━━━ GIVEN DATA ━━━
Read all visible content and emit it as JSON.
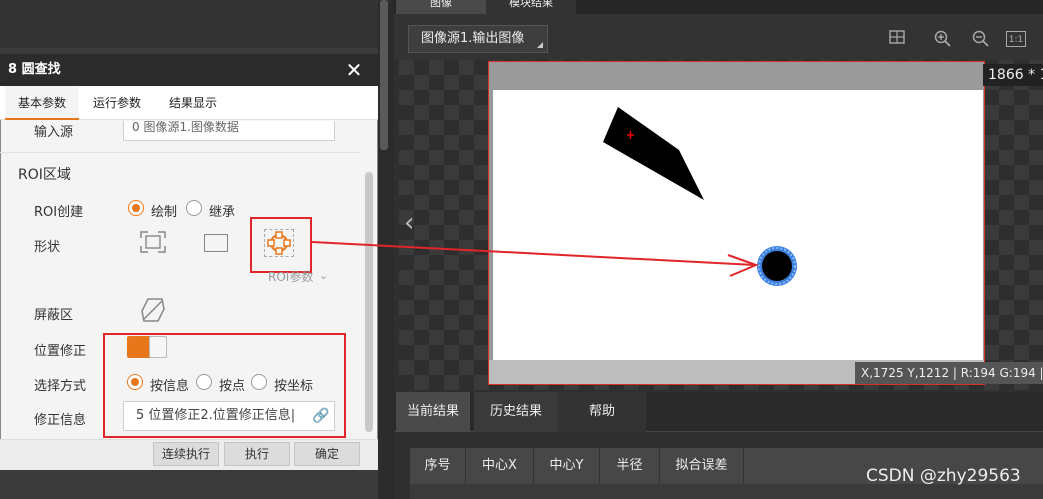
{
  "app": {
    "top_tabs": [
      "图像",
      "模块结果"
    ],
    "image_source": "图像源1.输出图像",
    "resolution": "1866 * 1",
    "coords": "X,1725  Y,1212  |  R:194  G:194  |",
    "result_tabs": [
      "当前结果",
      "历史结果",
      "帮助"
    ],
    "table_headers": [
      "序号",
      "中心X",
      "中心Y",
      "半径",
      "拟合误差"
    ],
    "watermark": "CSDN @zhy29563",
    "toolbar_icons": [
      "fit-screen-icon",
      "zoom-in-icon",
      "zoom-out-icon",
      "actual-size-icon"
    ],
    "actual_size_label": "1:1"
  },
  "dialog": {
    "title": "8 圆查找",
    "tabs": [
      "基本参数",
      "运行参数",
      "结果显示"
    ],
    "input_source_label": "输入源",
    "input_source_value": "0 图像源1.图像数据",
    "roi_section": "ROI区域",
    "roi_create_label": "ROI创建",
    "roi_create_options": [
      "绘制",
      "继承"
    ],
    "roi_create_selected": "绘制",
    "shape_label": "形状",
    "roi_params_label": "ROI参数",
    "mask_label": "屏蔽区",
    "position_fix_label": "位置修正",
    "position_fix_on": true,
    "select_mode_label": "选择方式",
    "select_mode_options": [
      "按信息",
      "按点",
      "按坐标"
    ],
    "select_mode_selected": "按信息",
    "fix_info_label": "修正信息",
    "fix_info_value": "5 位置修正2.位置修正信息|",
    "buttons": [
      "连续执行",
      "执行",
      "确定"
    ]
  },
  "colors": {
    "accent": "#e8761a",
    "highlight_red": "#e0262a",
    "dark_bg": "#2b2b2b"
  }
}
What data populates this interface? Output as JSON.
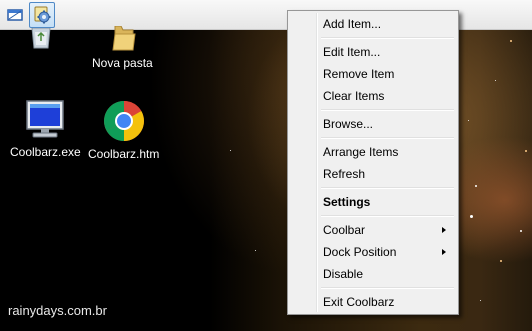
{
  "desktop": {
    "icons": [
      {
        "label": "",
        "icon": "recycle-bin-icon"
      },
      {
        "label": "Nova pasta",
        "icon": "folder-icon"
      },
      {
        "label": "Coolbarz.exe",
        "icon": "monitor-app-icon"
      },
      {
        "label": "Coolbarz.htm",
        "icon": "chrome-icon"
      }
    ],
    "watermark": "rainydays.com.br"
  },
  "coolbar": {
    "buttons": [
      {
        "icon": "window-icon"
      },
      {
        "icon": "settings-gear-icon"
      }
    ]
  },
  "menu": {
    "items": [
      {
        "label": "Add Item..."
      },
      {
        "label": "Edit Item..."
      },
      {
        "label": "Remove Item"
      },
      {
        "label": "Clear Items"
      },
      {
        "label": "Browse..."
      },
      {
        "label": "Arrange Items"
      },
      {
        "label": "Refresh"
      },
      {
        "label": "Settings",
        "bold": true
      },
      {
        "label": "Coolbar",
        "submenu": true
      },
      {
        "label": "Dock Position",
        "submenu": true
      },
      {
        "label": "Disable"
      },
      {
        "label": "Exit Coolbarz"
      }
    ]
  }
}
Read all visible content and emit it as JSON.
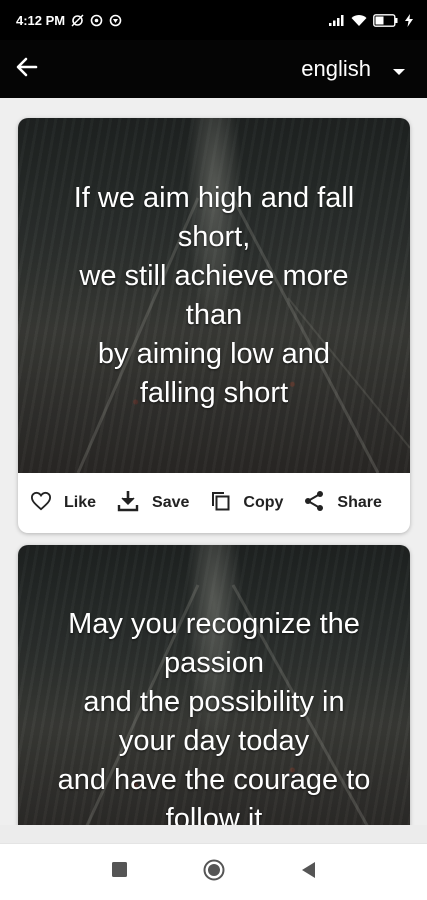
{
  "status_bar": {
    "time": "4:12 PM",
    "battery": "40"
  },
  "app_bar": {
    "language": "english"
  },
  "cards": [
    {
      "quote": "If we aim high and fall\nshort,\nwe still achieve more\nthan\nby aiming low and\nfalling short",
      "actions": {
        "like": "Like",
        "save": "Save",
        "copy": "Copy",
        "share": "Share"
      }
    },
    {
      "quote": "May you recognize the\npassion\nand the possibility in\nyour day today\nand have the courage to\nfollow it"
    }
  ],
  "icons": {
    "back": "arrow-left-icon",
    "dropdown": "caret-down-icon",
    "like": "heart-outline-icon",
    "save": "download-icon",
    "copy": "copy-icon",
    "share": "share-icon"
  }
}
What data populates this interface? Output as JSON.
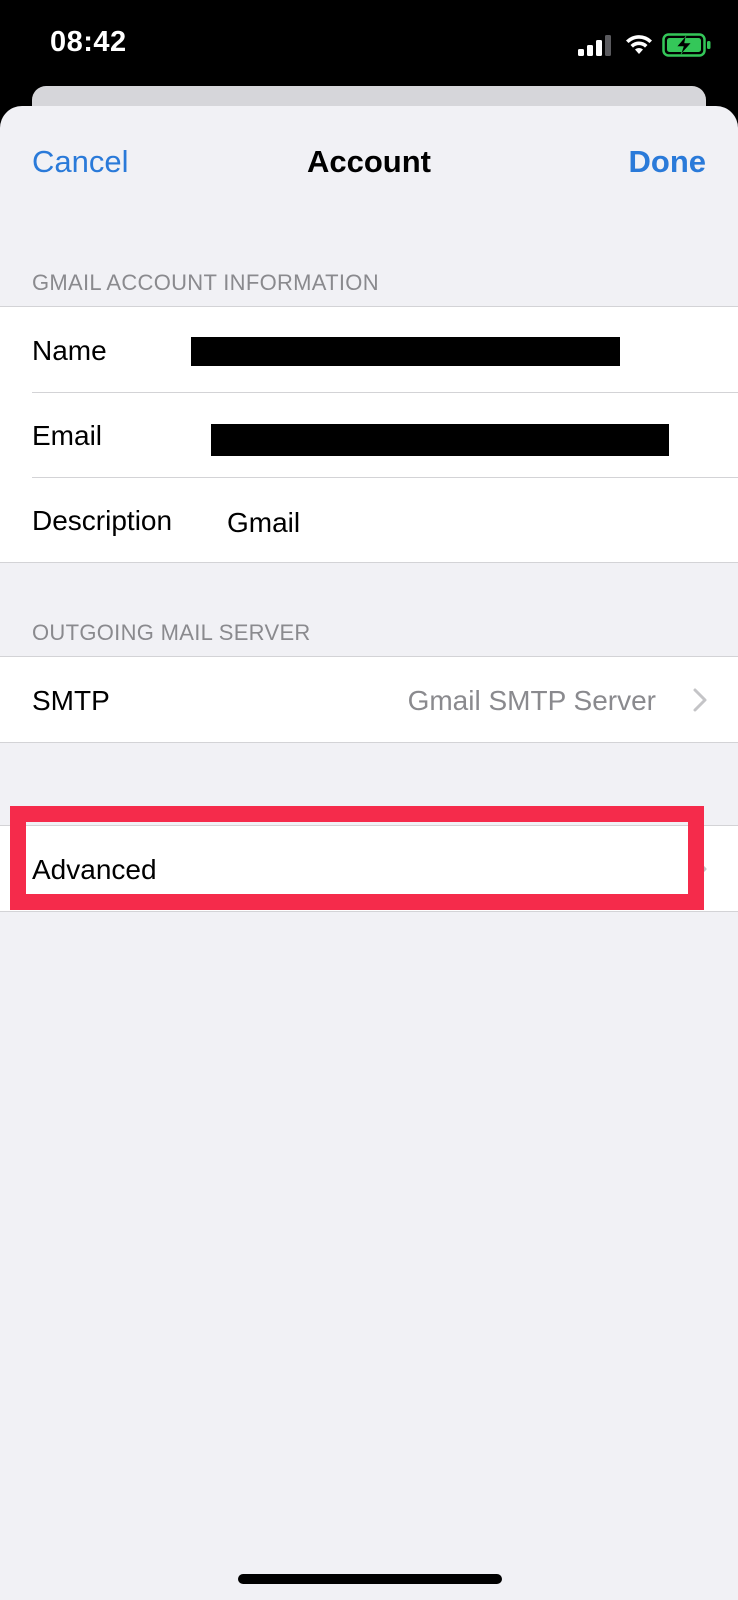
{
  "status_bar": {
    "time": "08:42",
    "icons": [
      "signal-icon",
      "wifi-icon",
      "battery-charging-icon"
    ],
    "battery_color": "#34c759"
  },
  "nav": {
    "cancel_label": "Cancel",
    "title": "Account",
    "done_label": "Done",
    "accent_color": "#2a7ad9"
  },
  "account_section": {
    "header": "GMAIL ACCOUNT INFORMATION",
    "rows": [
      {
        "label": "Name",
        "value": "",
        "redacted": true
      },
      {
        "label": "Email",
        "value": "",
        "redacted": true
      },
      {
        "label": "Description",
        "value": "Gmail",
        "redacted": false
      }
    ]
  },
  "outgoing_section": {
    "header": "OUTGOING MAIL SERVER",
    "smtp_label": "SMTP",
    "smtp_value": "Gmail SMTP Server"
  },
  "advanced": {
    "label": "Advanced",
    "highlight_color": "#f52b4b"
  }
}
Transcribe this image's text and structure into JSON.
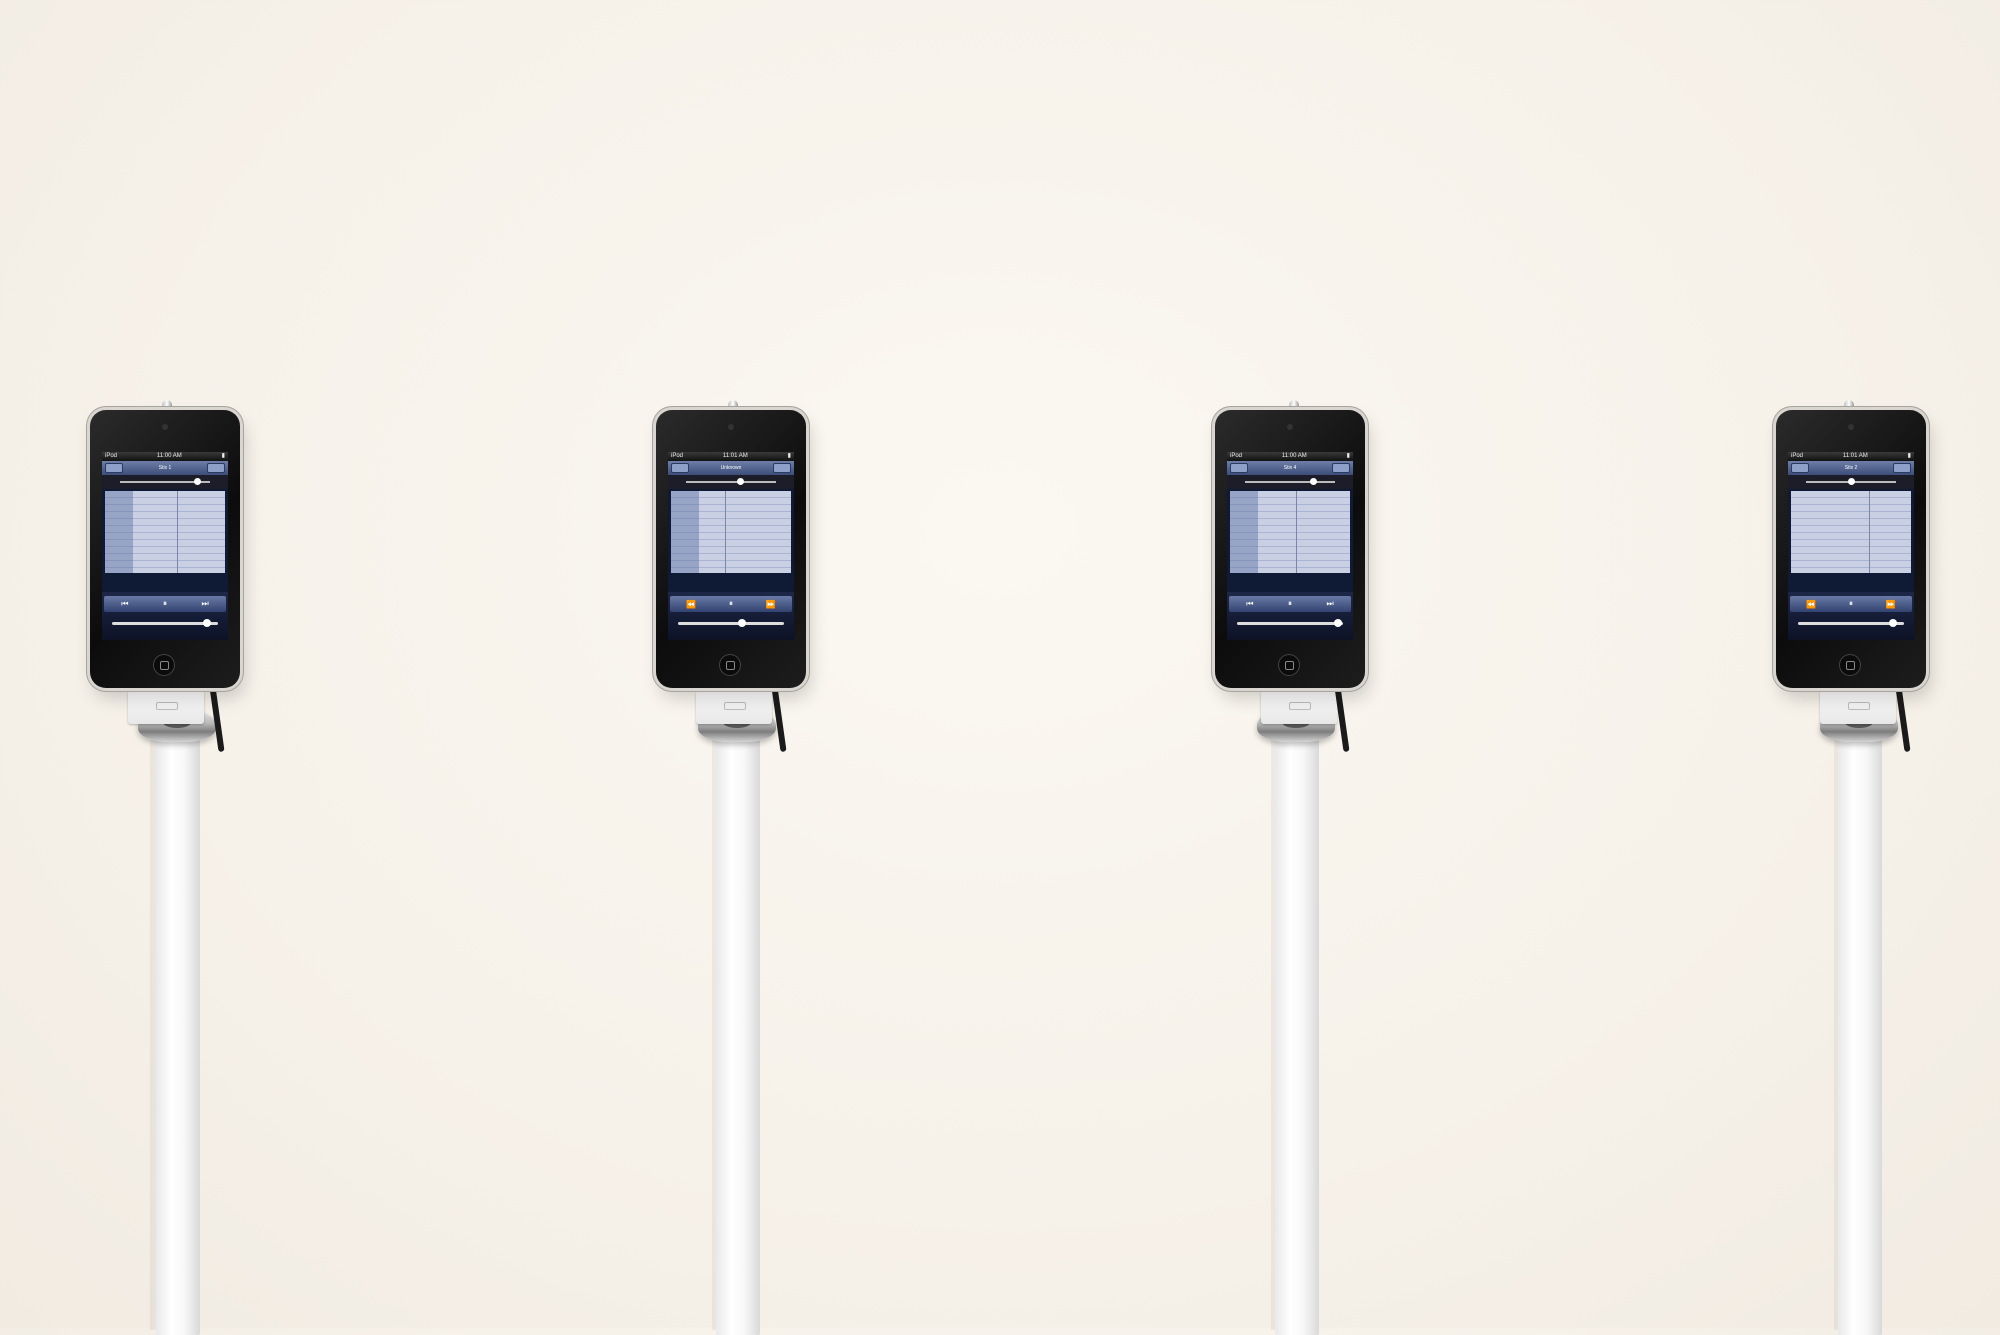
{
  "scene": {
    "background_color": "#f6f1e9"
  },
  "devices": [
    {
      "status_left": "iPod",
      "status_time": "11:00 AM",
      "nav_title": "Stix 1",
      "progress": 0.85,
      "volume": 0.9
    },
    {
      "status_left": "iPod",
      "status_time": "11:01 AM",
      "nav_title": "Unknown",
      "progress": 0.6,
      "volume": 0.6
    },
    {
      "status_left": "iPod",
      "status_time": "11:00 AM",
      "nav_title": "Stix 4",
      "progress": 0.75,
      "volume": 0.95
    },
    {
      "status_left": "iPod",
      "status_time": "11:01 AM",
      "nav_title": "Stix 2",
      "progress": 0.5,
      "volume": 0.9
    }
  ]
}
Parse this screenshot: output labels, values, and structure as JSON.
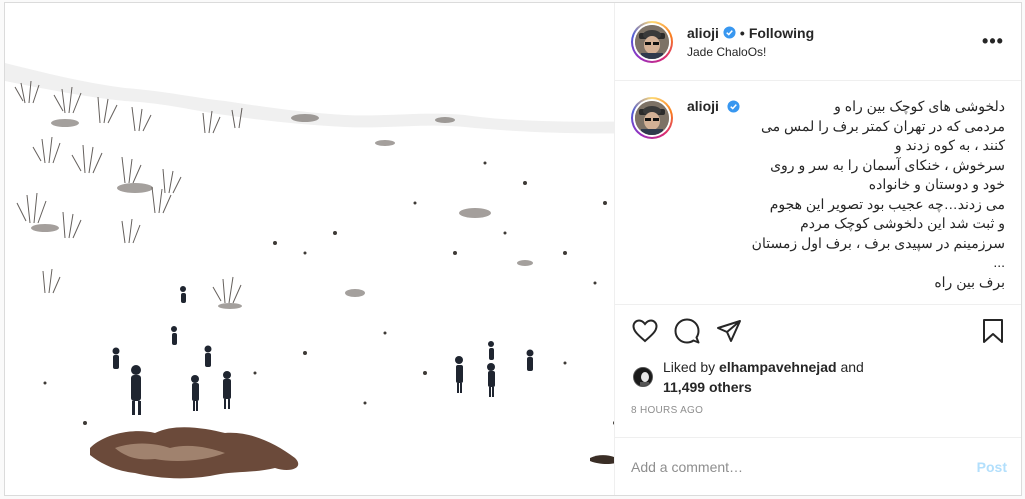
{
  "post": {
    "username": "alioji",
    "follow_status": "Following",
    "dot": "•",
    "location": "Jade ChaloOs!",
    "more_label": "•••",
    "caption_lines": [
      "دلخوشی های کوچک بین راه و",
      "مردمی که در تهران کمتر برف را لمس می",
      "کنند ، به کوه زدند و",
      "سرخوش ، خنکای آسمان را به سر و روی",
      "خود و دوستان و خانواده",
      "می زدند…چه عجیب بود تصویر این هجوم",
      "و ثبت شد این دلخوشی کوچک مردم",
      "سرزمینم در سپیدی برف ، برف اول زمستان",
      "...",
      "برف بین راه"
    ],
    "likes_prefix": "Liked by",
    "liked_by_user": "elhampavehnejad",
    "likes_and": "and",
    "likes_others": "11,499 others",
    "time_ago": "8 HOURS AGO",
    "comment_placeholder": "Add a comment…",
    "post_button": "Post"
  },
  "icons": {
    "verified": "verified-badge-icon",
    "like": "heart-icon",
    "comment": "comment-bubble-icon",
    "share": "paper-plane-icon",
    "save": "bookmark-icon",
    "more": "more-options-icon"
  },
  "colors": {
    "verified_blue": "#3897f0",
    "post_button_disabled": "#b2dffc",
    "muted_text": "#8e8e8e",
    "border": "#dbdbdb"
  }
}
━━━
● **GOAL**
Write out the listing above again, exactly, but with no pictures in the copy.

● **CORRECT ANSWER**
Read all visible content and emit it as JSON.
{
  "app": {
    "top_tabs": [
      "图像",
      "模块结果"
    ],
    "image_source": "图像源1.输出图像",
    "resolution": "1866 * 1",
    "coords": "X,1725  Y,1212  |  R:194  G:194  |",
    "result_tabs": [
      "当前结果",
      "历史结果",
      "帮助"
    ],
    "table_headers": [
      "序号",
      "中心X",
      "中心Y",
      "半径",
      "拟合误差"
    ],
    "watermark": "CSDN @zhy29563",
    "toolbar_icons": [
      "fit-screen-icon",
      "zoom-in-icon",
      "zoom-out-icon",
      "actual-size-icon"
    ],
    "actual_size_label": "1:1"
  },
  "dialog": {
    "title": "8 圆查找",
    "tabs": [
      "基本参数",
      "运行参数",
      "结果显示"
    ],
    "input_source_label": "输入源",
    "input_source_value": "0 图像源1.图像数据",
    "roi_section": "ROI区域",
    "roi_create_label": "ROI创建",
    "roi_create_options": [
      "绘制",
      "继承"
    ],
    "roi_create_selected": "绘制",
    "shape_label": "形状",
    "roi_params_label": "ROI参数",
    "mask_label": "屏蔽区",
    "position_fix_label": "位置修正",
    "position_fix_on": true,
    "select_mode_label": "选择方式",
    "select_mode_options": [
      "按信息",
      "按点",
      "按坐标"
    ],
    "select_mode_selected": "按信息",
    "fix_info_label": "修正信息",
    "fix_info_value": "5 位置修正2.位置修正信息|",
    "buttons": [
      "连续执行",
      "执行",
      "确定"
    ]
  },
  "colors": {
    "accent": "#e8761a",
    "highlight_red": "#e0262a",
    "dark_bg": "#2b2b2b"
  }
}
What data populates this interface? Output as JSON.
{
  "desktop": {
    "icons": [
      {
        "label": "",
        "icon": "recycle-bin-icon"
      },
      {
        "label": "Nova pasta",
        "icon": "folder-icon"
      },
      {
        "label": "Coolbarz.exe",
        "icon": "monitor-app-icon"
      },
      {
        "label": "Coolbarz.htm",
        "icon": "chrome-icon"
      }
    ],
    "watermark": "rainydays.com.br"
  },
  "coolbar": {
    "buttons": [
      {
        "icon": "window-icon"
      },
      {
        "icon": "settings-gear-icon"
      }
    ]
  },
  "menu": {
    "items": [
      {
        "label": "Add Item..."
      },
      {
        "label": "Edit Item..."
      },
      {
        "label": "Remove Item"
      },
      {
        "label": "Clear Items"
      },
      {
        "label": "Browse..."
      },
      {
        "label": "Arrange Items"
      },
      {
        "label": "Refresh"
      },
      {
        "label": "Settings",
        "bold": true
      },
      {
        "label": "Coolbar",
        "submenu": true
      },
      {
        "label": "Dock Position",
        "submenu": true
      },
      {
        "label": "Disable"
      },
      {
        "label": "Exit Coolbarz"
      }
    ]
  }
}
Read all visible content and emit it as JSON.
{
  "status_bar": {
    "time": "4:12 PM",
    "battery": "40"
  },
  "app_bar": {
    "language": "english"
  },
  "cards": [
    {
      "quote": "If we aim high and fall\nshort,\nwe still achieve more\nthan\nby aiming low and\nfalling short",
      "actions": {
        "like": "Like",
        "save": "Save",
        "copy": "Copy",
        "share": "Share"
      }
    },
    {
      "quote": "May you recognize the\npassion\nand the possibility in\nyour day today\nand have the courage to\nfollow it"
    }
  ],
  "icons": {
    "back": "arrow-left-icon",
    "dropdown": "caret-down-icon",
    "like": "heart-outline-icon",
    "save": "download-icon",
    "copy": "copy-icon",
    "share": "share-icon"
  }
}
What data populates this interface? Output as JSON.
{
  "status_bar": {
    "time": "08:42",
    "icons": [
      "signal-icon",
      "wifi-icon",
      "battery-charging-icon"
    ],
    "battery_color": "#34c759"
  },
  "nav": {
    "cancel_label": "Cancel",
    "title": "Account",
    "done_label": "Done",
    "accent_color": "#2a7ad9"
  },
  "account_section": {
    "header": "GMAIL ACCOUNT INFORMATION",
    "rows": [
      {
        "label": "Name",
        "value": "",
        "redacted": true
      },
      {
        "label": "Email",
        "value": "",
        "redacted": true
      },
      {
        "label": "Description",
        "value": "Gmail",
        "redacted": false
      }
    ]
  },
  "outgoing_section": {
    "header": "OUTGOING MAIL SERVER",
    "smtp_label": "SMTP",
    "smtp_value": "Gmail SMTP Server"
  },
  "advanced": {
    "label": "Advanced",
    "highlight_color": "#f52b4b"
  }
}
Transcribe this image's text and structure into JSON.
{
  "scene": {
    "background_color": "#f6f1e9"
  },
  "devices": [
    {
      "status_left": "iPod",
      "status_time": "11:00 AM",
      "nav_title": "Stix 1",
      "progress": 0.85,
      "volume": 0.9
    },
    {
      "status_left": "iPod",
      "status_time": "11:01 AM",
      "nav_title": "Unknown",
      "progress": 0.6,
      "volume": 0.6
    },
    {
      "status_left": "iPod",
      "status_time": "11:00 AM",
      "nav_title": "Stix 4",
      "progress": 0.75,
      "volume": 0.95
    },
    {
      "status_left": "iPod",
      "status_time": "11:01 AM",
      "nav_title": "Stix 2",
      "progress": 0.5,
      "volume": 0.9
    }
  ]
}
Parse this screenshot: output labels, values, and structure as JSON.
{
  "post": {
    "username": "alioji",
    "follow_status": "Following",
    "dot": "•",
    "location": "Jade ChaloOs!",
    "more_label": "•••",
    "caption_lines": [
      "دلخوشی های کوچک بین راه و",
      "مردمی که در تهران کمتر برف را لمس می",
      "کنند ، به کوه زدند و",
      "سرخوش ، خنکای آسمان را به سر و روی",
      "خود و دوستان و خانواده",
      "می زدند…چه عجیب بود تصویر این هجوم",
      "و ثبت شد این دلخوشی کوچک مردم",
      "سرزمینم در سپیدی برف ، برف اول زمستان",
      "...",
      "برف بین راه"
    ],
    "likes_prefix": "Liked by",
    "liked_by_user": "elhampavehnejad",
    "likes_and": "and",
    "likes_others": "11,499 others",
    "time_ago": "8 HOURS AGO",
    "comment_placeholder": "Add a comment…",
    "post_button": "Post"
  },
  "icons": {
    "verified": "verified-badge-icon",
    "like": "heart-icon",
    "comment": "comment-bubble-icon",
    "share": "paper-plane-icon",
    "save": "bookmark-icon",
    "more": "more-options-icon"
  },
  "colors": {
    "verified_blue": "#3897f0",
    "post_button_disabled": "#b2dffc",
    "muted_text": "#8e8e8e",
    "border": "#dbdbdb"
  }
}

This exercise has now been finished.